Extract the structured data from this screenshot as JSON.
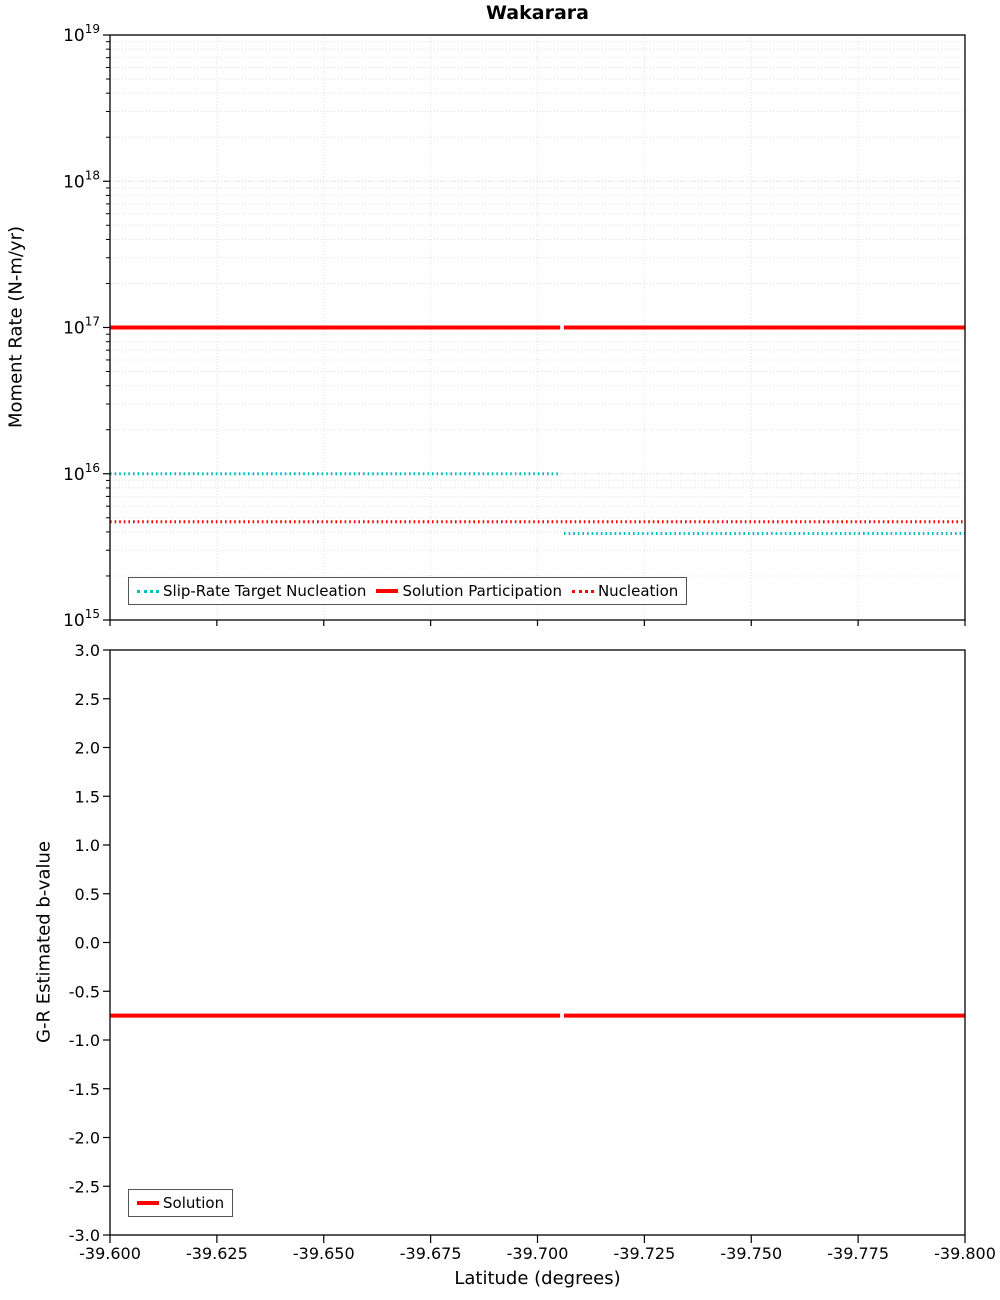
{
  "chart_data": [
    {
      "type": "line",
      "name": "moment-rate",
      "title": "Wakarara",
      "ylabel": "Moment Rate (N-m/yr)",
      "yscale": "log",
      "ylim_exp": [
        15,
        19
      ],
      "y_major_ticks_exp": [
        15,
        16,
        17,
        18,
        19
      ],
      "xlim": [
        -39.6,
        -39.8
      ],
      "x_ticks": [
        "-39.600",
        "-39.625",
        "-39.650",
        "-39.675",
        "-39.700",
        "-39.725",
        "-39.750",
        "-39.775",
        "-39.800"
      ],
      "grid": true,
      "legend": {
        "position": "inside-bottom-left",
        "entries": [
          {
            "label": "Slip-Rate Target Nucleation",
            "color": "#00bfbf",
            "style": "dotted"
          },
          {
            "label": "Solution Participation",
            "color": "#ff0000",
            "style": "solid"
          },
          {
            "label": "Nucleation",
            "color": "#ff0000",
            "style": "dotted"
          }
        ]
      },
      "series": [
        {
          "name": "Slip-Rate Target Nucleation",
          "color": "#00bfbf",
          "style": "dotted",
          "width": 3,
          "segments": [
            {
              "x": [
                -39.6,
                -39.7053
              ],
              "y": [
                1e+16,
                1e+16
              ]
            },
            {
              "x": [
                -39.7062,
                -39.8
              ],
              "y": [
                3900000000000000.0,
                3900000000000000.0
              ]
            }
          ]
        },
        {
          "name": "Solution Participation",
          "color": "#ff0000",
          "style": "solid",
          "width": 4,
          "segments": [
            {
              "x": [
                -39.6,
                -39.7053
              ],
              "y": [
                1e+17,
                1e+17
              ]
            },
            {
              "x": [
                -39.7062,
                -39.8
              ],
              "y": [
                1e+17,
                1e+17
              ]
            }
          ]
        },
        {
          "name": "Nucleation",
          "color": "#ff0000",
          "style": "dotted",
          "width": 3,
          "segments": [
            {
              "x": [
                -39.6,
                -39.8
              ],
              "y": [
                4700000000000000.0,
                4700000000000000.0
              ]
            }
          ]
        }
      ]
    },
    {
      "type": "line",
      "name": "b-value",
      "xlabel": "Latitude (degrees)",
      "ylabel": "G-R Estimated b-value",
      "yscale": "linear",
      "ylim": [
        -3.0,
        3.0
      ],
      "y_tick_step": 0.5,
      "xlim": [
        -39.6,
        -39.8
      ],
      "x_ticks": [
        "-39.600",
        "-39.625",
        "-39.650",
        "-39.675",
        "-39.700",
        "-39.725",
        "-39.750",
        "-39.775",
        "-39.800"
      ],
      "grid": false,
      "legend": {
        "position": "inside-bottom-left",
        "entries": [
          {
            "label": "Solution",
            "color": "#ff0000",
            "style": "solid"
          }
        ]
      },
      "series": [
        {
          "name": "Solution",
          "color": "#ff0000",
          "style": "solid",
          "width": 4,
          "segments": [
            {
              "x": [
                -39.6,
                -39.7053
              ],
              "y": [
                -0.75,
                -0.75
              ]
            },
            {
              "x": [
                -39.7062,
                -39.8
              ],
              "y": [
                -0.75,
                -0.75
              ]
            }
          ]
        }
      ]
    }
  ]
}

- Required work -
From the listing above, copy every line that includes the word "ylabel".

- Answer to the exercise -
      "ylabel": "Moment Rate (N-m/yr)",
      "ylabel": "G-R Estimated b-value",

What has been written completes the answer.